■ YOUR TASK ■
Search the material below for the string "Gómez" and list each line that holds it.

■ SOURCE DATA ■
>>>>>

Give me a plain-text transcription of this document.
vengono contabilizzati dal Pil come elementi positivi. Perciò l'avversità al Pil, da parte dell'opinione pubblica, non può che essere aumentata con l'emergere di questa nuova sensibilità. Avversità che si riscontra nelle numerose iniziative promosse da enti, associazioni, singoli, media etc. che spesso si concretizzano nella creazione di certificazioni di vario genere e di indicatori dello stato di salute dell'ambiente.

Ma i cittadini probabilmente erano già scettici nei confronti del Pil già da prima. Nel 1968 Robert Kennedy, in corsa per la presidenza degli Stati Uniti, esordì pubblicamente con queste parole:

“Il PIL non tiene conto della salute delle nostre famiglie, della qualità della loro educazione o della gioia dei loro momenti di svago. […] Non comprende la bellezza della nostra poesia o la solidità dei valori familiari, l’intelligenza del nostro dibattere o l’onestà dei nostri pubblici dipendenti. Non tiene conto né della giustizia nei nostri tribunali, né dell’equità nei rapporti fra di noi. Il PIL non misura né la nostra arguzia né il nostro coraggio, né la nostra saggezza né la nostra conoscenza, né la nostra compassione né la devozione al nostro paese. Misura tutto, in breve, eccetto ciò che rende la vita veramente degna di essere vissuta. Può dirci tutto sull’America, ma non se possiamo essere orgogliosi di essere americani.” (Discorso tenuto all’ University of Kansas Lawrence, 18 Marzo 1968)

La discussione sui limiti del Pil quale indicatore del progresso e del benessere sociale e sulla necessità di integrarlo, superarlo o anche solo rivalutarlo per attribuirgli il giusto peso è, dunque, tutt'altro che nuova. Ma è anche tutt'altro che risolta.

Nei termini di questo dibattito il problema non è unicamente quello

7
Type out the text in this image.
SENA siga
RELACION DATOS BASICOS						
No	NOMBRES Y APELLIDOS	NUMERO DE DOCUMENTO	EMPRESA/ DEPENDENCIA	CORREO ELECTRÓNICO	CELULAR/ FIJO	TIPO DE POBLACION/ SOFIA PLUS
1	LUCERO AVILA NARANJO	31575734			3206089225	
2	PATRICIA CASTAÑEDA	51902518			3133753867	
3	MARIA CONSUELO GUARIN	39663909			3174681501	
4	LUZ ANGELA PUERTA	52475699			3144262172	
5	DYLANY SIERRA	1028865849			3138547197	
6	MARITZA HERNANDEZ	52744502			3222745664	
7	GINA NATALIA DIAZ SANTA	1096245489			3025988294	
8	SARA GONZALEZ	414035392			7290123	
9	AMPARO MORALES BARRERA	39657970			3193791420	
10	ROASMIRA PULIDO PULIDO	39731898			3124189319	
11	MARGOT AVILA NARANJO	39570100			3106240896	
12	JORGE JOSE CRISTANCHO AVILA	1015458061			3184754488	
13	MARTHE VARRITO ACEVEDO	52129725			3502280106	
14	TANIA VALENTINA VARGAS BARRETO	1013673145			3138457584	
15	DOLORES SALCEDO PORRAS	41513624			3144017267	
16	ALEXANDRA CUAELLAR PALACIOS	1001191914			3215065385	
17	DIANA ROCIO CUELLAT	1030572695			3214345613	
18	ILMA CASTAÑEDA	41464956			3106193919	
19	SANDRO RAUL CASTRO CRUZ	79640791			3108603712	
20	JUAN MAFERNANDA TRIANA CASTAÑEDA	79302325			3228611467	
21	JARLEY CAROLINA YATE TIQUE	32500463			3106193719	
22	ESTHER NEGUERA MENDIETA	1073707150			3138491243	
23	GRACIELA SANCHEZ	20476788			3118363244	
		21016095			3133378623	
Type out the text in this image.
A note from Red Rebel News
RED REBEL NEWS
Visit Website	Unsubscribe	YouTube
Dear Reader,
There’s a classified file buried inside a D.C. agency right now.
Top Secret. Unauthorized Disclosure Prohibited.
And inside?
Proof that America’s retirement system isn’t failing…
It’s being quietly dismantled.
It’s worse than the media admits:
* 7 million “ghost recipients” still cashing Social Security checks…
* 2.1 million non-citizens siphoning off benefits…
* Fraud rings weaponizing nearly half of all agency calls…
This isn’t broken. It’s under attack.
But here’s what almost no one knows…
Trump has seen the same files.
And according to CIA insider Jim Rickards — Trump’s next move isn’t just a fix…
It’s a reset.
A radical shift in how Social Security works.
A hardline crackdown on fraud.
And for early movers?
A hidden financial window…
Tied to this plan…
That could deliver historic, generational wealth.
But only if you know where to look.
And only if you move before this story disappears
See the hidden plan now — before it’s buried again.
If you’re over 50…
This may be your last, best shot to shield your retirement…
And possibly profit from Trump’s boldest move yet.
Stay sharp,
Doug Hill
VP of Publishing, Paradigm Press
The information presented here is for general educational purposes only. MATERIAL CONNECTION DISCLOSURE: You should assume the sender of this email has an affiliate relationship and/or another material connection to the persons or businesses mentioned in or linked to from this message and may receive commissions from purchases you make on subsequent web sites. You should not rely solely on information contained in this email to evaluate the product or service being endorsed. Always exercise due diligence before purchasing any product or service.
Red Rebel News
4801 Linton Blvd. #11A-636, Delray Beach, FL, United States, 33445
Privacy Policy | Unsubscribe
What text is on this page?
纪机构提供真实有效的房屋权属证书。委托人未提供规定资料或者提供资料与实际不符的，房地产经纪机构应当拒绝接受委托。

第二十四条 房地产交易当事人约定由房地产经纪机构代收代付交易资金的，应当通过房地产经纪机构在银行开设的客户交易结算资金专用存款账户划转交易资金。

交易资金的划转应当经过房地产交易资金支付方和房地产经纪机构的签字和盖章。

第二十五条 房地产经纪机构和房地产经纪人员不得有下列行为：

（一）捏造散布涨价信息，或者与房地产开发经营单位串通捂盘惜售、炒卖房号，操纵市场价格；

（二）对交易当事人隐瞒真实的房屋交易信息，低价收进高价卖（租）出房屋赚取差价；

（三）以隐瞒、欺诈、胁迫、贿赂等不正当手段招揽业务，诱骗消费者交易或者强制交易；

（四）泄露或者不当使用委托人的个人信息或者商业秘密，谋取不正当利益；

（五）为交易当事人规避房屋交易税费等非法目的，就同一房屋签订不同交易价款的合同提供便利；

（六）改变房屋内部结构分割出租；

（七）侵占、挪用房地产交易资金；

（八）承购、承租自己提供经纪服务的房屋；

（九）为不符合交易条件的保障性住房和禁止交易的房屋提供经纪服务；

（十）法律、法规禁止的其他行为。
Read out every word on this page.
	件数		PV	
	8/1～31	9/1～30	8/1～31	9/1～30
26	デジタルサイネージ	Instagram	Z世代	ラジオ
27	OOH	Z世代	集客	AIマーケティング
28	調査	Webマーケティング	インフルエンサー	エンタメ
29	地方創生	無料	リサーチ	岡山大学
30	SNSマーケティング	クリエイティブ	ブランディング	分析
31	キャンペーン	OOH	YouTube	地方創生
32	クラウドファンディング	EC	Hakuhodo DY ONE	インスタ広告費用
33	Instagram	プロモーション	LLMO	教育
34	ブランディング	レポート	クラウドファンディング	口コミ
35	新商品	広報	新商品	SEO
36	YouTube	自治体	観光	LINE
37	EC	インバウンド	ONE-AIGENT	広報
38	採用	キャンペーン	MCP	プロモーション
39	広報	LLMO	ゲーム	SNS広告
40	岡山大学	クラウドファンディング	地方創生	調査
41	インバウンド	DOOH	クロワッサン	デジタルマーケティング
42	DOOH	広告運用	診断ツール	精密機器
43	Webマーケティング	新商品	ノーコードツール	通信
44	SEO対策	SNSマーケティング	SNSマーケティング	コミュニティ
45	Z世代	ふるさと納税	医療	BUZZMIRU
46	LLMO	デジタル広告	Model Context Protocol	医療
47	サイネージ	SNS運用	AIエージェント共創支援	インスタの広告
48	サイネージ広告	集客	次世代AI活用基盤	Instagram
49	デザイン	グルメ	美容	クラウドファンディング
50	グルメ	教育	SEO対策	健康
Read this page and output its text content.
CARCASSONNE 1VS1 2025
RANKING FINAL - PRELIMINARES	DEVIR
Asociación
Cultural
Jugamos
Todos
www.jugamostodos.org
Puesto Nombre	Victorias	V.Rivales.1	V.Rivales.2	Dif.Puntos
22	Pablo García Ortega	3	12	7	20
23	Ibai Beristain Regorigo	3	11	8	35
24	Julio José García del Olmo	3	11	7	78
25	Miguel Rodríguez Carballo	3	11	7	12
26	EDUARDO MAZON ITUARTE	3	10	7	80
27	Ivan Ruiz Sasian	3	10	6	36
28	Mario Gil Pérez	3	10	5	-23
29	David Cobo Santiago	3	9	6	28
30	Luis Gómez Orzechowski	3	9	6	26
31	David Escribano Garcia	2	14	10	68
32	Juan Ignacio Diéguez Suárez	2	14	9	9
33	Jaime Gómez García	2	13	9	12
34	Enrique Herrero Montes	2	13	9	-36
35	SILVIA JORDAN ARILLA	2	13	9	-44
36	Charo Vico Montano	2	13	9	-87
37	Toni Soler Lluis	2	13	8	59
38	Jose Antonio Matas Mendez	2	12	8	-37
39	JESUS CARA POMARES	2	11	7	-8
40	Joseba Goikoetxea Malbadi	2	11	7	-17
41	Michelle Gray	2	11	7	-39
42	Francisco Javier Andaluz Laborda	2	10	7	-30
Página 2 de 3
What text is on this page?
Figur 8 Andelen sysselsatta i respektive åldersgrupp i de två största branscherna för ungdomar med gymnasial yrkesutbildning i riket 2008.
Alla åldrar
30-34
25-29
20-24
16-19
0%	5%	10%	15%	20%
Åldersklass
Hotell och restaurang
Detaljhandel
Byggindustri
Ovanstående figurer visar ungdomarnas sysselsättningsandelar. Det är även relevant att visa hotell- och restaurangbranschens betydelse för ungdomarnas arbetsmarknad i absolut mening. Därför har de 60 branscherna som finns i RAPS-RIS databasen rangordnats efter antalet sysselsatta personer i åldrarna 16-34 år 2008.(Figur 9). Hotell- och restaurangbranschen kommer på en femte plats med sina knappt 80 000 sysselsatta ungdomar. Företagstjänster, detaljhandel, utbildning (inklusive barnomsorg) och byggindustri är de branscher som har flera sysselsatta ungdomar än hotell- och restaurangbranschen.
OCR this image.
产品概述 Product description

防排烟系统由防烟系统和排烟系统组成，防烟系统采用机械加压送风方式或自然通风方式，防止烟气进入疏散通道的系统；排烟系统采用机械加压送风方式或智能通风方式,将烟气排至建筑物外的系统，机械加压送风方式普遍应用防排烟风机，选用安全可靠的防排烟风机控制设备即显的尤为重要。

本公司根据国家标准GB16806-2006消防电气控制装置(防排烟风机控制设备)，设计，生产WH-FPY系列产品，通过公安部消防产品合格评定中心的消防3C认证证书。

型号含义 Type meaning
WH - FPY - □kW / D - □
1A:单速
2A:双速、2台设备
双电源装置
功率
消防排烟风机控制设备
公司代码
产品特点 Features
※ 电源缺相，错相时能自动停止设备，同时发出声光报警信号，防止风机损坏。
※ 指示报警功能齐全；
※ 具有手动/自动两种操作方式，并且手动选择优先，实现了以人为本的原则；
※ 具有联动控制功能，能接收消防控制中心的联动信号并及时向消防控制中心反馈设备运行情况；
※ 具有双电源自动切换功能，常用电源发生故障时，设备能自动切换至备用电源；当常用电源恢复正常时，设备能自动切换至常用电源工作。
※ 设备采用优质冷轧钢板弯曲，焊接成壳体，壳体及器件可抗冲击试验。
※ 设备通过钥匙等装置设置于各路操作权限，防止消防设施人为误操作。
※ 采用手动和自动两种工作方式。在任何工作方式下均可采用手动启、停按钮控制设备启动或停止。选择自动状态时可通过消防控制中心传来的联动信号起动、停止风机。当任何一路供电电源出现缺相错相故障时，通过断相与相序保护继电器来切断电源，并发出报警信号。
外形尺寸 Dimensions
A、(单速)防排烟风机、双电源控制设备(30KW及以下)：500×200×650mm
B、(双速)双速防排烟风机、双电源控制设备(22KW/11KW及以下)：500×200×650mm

<<<<<

■ TASK OUTPUT ■
30	Luis Gómez Orzechowski	3	9	6	26
33	Jaime Gómez García	2	13	9	12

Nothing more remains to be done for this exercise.